## WHAT TO DO
Please quote everything in the NBA preview below from "Chicago has this" down to "the lottery. Literally.".

## DOCUMENT

---

Chicago has this one in the bank, period. Anyone arguing otherwise is either foolish or simply bored.

Still, there should be some fun to be had in these parts. Indiana is showing some signs of life, Milwaukee has a chance to bounce back after taking a major step back last year, Detroit looks like one of the suprise teams of the east (at to me) and Cleveland is, um, shitty.

Like, really shitty.



Would you look at that calendar?

Wasn’t that long ago that the Bulls where stuck in a “good year-bad year” cycle, hamstrung by limited talent, some poor personnel decisions (they traded LaMarcus Aldridge for Tyrus Thomas, for example) and an owner who was afraid to spend money.

Then they hit the lottery. Literally.

That’s the NBA for you. Add Derek Rose to this team and three years later they have championship aspirations and a (once again) rabid fan base. Last year, they came up just short of the NBA Finals. This year, they’ll want more.

The Best Case: Championship. That’s the feeling with this team after watching them put up a spirited battle against Miami in last year’s playoffs. The hope is that with another year of maturity and continuity the Bulls can go the rest of the way. Yeah, the majority of the weight falls on Carlos Boozer, but just a few clutch plays and a little more scoring from anyone beside Rose might have been enough to get it done.

---

## RECORDS PROVIDED
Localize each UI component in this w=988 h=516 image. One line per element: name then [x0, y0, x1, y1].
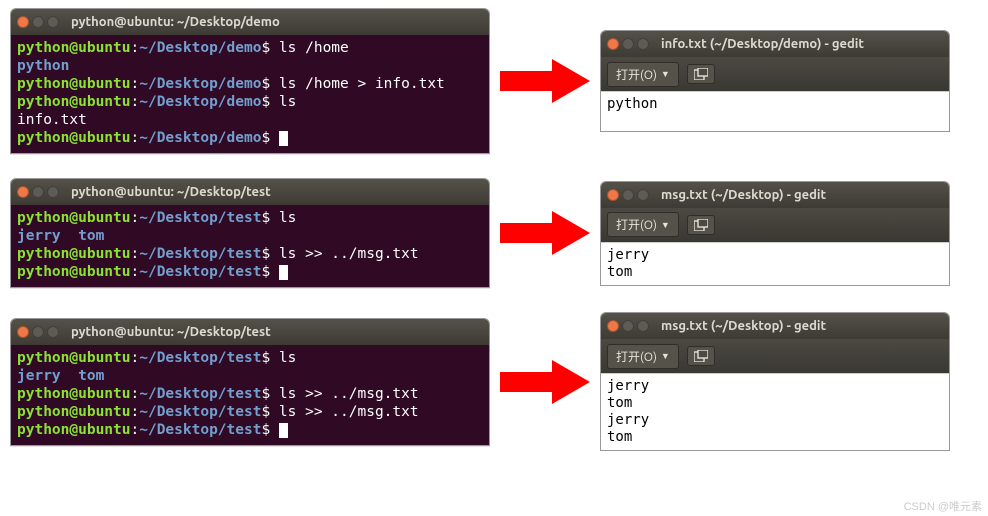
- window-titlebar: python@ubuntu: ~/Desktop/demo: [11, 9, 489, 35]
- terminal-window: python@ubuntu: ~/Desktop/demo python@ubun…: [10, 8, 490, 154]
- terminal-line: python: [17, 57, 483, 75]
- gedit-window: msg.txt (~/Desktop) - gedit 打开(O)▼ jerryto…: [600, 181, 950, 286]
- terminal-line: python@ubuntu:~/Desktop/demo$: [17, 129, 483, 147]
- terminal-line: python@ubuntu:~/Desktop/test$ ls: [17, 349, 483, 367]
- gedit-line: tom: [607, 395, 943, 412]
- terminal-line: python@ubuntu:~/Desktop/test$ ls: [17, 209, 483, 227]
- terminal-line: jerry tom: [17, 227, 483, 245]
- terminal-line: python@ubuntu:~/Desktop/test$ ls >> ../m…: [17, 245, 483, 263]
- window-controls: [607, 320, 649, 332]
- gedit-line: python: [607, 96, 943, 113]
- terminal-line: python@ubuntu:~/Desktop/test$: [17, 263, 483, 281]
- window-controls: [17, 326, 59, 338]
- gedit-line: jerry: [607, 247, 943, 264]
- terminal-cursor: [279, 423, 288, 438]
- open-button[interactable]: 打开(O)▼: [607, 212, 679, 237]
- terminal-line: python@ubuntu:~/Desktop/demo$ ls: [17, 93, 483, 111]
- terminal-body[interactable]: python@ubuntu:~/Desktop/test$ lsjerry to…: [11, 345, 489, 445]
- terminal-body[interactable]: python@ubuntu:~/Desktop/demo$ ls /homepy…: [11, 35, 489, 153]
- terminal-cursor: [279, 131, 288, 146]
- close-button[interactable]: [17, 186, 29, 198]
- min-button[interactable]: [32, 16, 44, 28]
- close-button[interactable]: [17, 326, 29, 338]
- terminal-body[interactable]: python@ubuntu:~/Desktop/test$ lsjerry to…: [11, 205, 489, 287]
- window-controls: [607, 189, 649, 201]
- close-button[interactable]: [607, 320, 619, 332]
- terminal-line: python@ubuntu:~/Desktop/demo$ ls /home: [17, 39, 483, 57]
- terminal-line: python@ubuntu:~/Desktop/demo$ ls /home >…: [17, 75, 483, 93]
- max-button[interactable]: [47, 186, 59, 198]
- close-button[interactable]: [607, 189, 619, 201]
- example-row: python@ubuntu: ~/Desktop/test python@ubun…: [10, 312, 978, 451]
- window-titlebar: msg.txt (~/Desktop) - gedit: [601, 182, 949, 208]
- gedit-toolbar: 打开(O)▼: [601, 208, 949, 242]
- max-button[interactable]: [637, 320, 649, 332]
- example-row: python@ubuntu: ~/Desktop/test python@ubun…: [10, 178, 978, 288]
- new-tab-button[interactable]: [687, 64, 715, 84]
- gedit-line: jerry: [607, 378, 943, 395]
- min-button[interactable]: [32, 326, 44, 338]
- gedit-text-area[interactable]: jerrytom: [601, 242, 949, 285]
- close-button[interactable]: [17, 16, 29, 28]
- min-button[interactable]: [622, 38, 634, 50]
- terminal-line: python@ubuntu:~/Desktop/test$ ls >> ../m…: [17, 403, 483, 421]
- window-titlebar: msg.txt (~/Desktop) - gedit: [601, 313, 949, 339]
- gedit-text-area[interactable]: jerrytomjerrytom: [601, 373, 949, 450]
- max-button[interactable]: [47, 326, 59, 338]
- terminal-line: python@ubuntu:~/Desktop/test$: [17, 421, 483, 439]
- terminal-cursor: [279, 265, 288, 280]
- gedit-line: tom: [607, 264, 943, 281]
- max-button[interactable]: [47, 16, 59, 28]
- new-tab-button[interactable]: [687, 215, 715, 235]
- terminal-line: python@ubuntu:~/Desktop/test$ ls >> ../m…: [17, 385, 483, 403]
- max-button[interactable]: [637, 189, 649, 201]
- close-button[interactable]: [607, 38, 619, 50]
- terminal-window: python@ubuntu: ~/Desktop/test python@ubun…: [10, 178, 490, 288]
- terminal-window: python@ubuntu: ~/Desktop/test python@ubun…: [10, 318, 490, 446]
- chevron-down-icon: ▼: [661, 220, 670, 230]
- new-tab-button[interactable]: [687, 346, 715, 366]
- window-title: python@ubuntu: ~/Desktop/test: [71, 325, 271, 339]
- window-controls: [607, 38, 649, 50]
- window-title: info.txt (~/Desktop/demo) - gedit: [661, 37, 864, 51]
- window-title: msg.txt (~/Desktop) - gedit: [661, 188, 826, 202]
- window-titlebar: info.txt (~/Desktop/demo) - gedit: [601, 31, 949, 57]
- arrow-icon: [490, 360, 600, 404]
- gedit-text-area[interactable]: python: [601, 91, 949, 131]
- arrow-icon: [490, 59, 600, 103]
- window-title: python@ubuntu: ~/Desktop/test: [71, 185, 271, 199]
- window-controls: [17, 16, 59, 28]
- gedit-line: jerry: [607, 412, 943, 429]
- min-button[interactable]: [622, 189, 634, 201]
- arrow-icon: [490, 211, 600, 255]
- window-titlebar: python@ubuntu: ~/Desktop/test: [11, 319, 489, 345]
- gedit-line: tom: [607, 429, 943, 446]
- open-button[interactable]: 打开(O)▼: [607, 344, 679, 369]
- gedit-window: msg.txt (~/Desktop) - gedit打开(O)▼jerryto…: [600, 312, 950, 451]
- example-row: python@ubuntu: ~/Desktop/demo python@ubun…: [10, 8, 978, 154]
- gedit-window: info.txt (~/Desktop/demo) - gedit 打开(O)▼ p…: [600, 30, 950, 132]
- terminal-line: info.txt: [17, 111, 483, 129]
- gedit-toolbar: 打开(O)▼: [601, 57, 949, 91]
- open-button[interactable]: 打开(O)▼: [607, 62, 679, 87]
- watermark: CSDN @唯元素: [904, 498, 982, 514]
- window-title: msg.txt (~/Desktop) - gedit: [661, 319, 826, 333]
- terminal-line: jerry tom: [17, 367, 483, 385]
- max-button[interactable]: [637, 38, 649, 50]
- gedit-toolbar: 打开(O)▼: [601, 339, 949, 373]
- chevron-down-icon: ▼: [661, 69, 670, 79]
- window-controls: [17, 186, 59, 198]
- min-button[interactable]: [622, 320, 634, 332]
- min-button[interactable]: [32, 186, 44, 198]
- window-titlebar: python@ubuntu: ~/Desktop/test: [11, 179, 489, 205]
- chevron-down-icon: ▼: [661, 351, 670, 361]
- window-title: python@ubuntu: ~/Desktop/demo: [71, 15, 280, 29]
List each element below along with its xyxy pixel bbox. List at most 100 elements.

---

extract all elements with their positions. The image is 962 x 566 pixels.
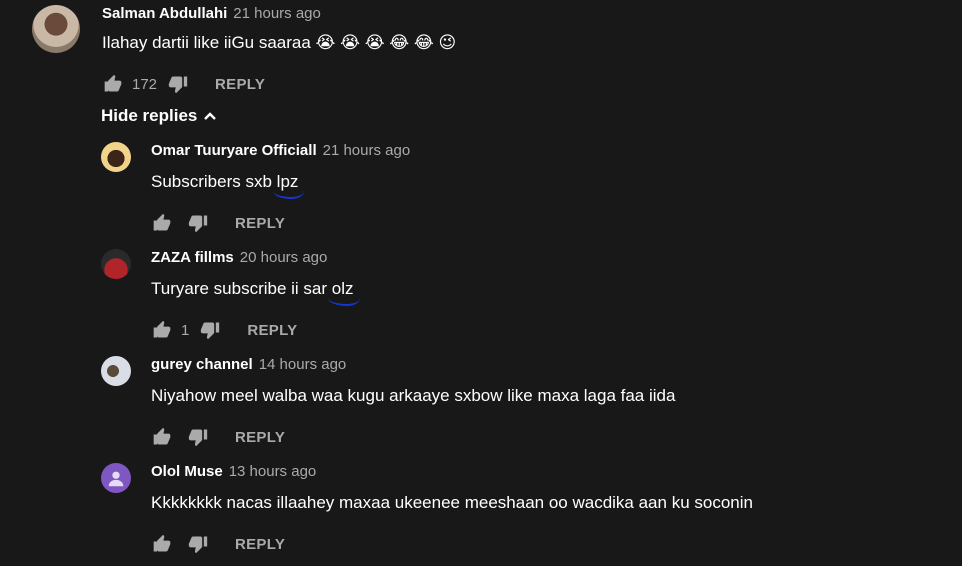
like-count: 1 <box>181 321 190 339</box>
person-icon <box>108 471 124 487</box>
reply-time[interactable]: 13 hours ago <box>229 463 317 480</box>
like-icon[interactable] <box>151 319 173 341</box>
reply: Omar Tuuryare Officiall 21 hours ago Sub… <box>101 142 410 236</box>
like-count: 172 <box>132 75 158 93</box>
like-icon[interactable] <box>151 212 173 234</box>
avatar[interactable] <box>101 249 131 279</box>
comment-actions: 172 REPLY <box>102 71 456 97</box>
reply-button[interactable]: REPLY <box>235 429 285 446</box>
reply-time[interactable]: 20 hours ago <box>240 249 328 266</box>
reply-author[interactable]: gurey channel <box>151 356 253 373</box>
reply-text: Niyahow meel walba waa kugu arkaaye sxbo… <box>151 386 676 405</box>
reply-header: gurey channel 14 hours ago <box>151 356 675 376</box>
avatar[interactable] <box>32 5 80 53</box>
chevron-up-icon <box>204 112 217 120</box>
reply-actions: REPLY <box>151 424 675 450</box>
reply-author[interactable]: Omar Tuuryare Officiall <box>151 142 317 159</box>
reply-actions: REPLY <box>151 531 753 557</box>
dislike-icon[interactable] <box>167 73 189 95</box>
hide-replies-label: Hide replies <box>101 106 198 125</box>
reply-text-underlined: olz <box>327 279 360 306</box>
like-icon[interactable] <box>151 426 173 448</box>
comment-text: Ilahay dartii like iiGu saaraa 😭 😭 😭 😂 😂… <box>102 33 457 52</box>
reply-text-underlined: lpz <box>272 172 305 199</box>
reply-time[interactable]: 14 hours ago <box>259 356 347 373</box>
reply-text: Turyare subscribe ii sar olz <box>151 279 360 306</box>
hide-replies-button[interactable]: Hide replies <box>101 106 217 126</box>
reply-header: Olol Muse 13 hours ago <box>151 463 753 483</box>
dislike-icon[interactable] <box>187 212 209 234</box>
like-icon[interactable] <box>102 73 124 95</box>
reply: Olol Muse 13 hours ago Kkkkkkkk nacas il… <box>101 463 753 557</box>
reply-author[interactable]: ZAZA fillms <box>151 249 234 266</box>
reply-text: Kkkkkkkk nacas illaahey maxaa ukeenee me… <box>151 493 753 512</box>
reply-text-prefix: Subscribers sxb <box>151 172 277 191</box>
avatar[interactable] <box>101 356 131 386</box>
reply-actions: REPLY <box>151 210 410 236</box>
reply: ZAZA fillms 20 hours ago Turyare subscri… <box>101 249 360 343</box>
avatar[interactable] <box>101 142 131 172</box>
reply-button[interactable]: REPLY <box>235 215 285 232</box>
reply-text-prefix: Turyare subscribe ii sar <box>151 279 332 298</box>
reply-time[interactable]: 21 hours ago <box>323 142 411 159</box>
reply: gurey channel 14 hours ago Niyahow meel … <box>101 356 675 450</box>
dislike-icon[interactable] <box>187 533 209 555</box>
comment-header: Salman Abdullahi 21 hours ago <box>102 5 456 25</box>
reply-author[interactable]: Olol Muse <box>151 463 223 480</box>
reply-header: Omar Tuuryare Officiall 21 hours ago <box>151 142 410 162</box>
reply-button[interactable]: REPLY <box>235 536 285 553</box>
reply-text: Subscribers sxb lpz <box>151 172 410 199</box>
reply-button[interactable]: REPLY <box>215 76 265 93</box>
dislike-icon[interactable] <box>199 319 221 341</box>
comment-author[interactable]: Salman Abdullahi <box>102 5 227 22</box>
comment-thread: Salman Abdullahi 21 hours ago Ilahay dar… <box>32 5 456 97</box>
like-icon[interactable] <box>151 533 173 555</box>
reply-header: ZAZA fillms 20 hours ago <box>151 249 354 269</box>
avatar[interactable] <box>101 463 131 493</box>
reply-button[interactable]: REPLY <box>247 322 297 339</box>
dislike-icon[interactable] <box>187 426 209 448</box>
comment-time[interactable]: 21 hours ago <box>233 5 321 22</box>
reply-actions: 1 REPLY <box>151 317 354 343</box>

---

## COMPLETE ANSWER
Chicago has this one in the bank, period. Anyone arguing otherwise is either foolish or simply bored.

Still, there should be some fun to be had in these parts. Indiana is showing some signs of life, Milwaukee has a chance to bounce back after taking a major step back last year, Detroit looks like one of the suprise teams of the east (at to me) and Cleveland is, um, shitty.

Like, really shitty.



Would you look at that calendar?

Wasn’t that long ago that the Bulls where stuck in a “good year-bad year” cycle, hamstrung by limited talent, some poor personnel decisions (they traded LaMarcus Aldridge for Tyrus Thomas, for example) and an owner who was afraid to spend money.

Then they hit the lottery. Literally.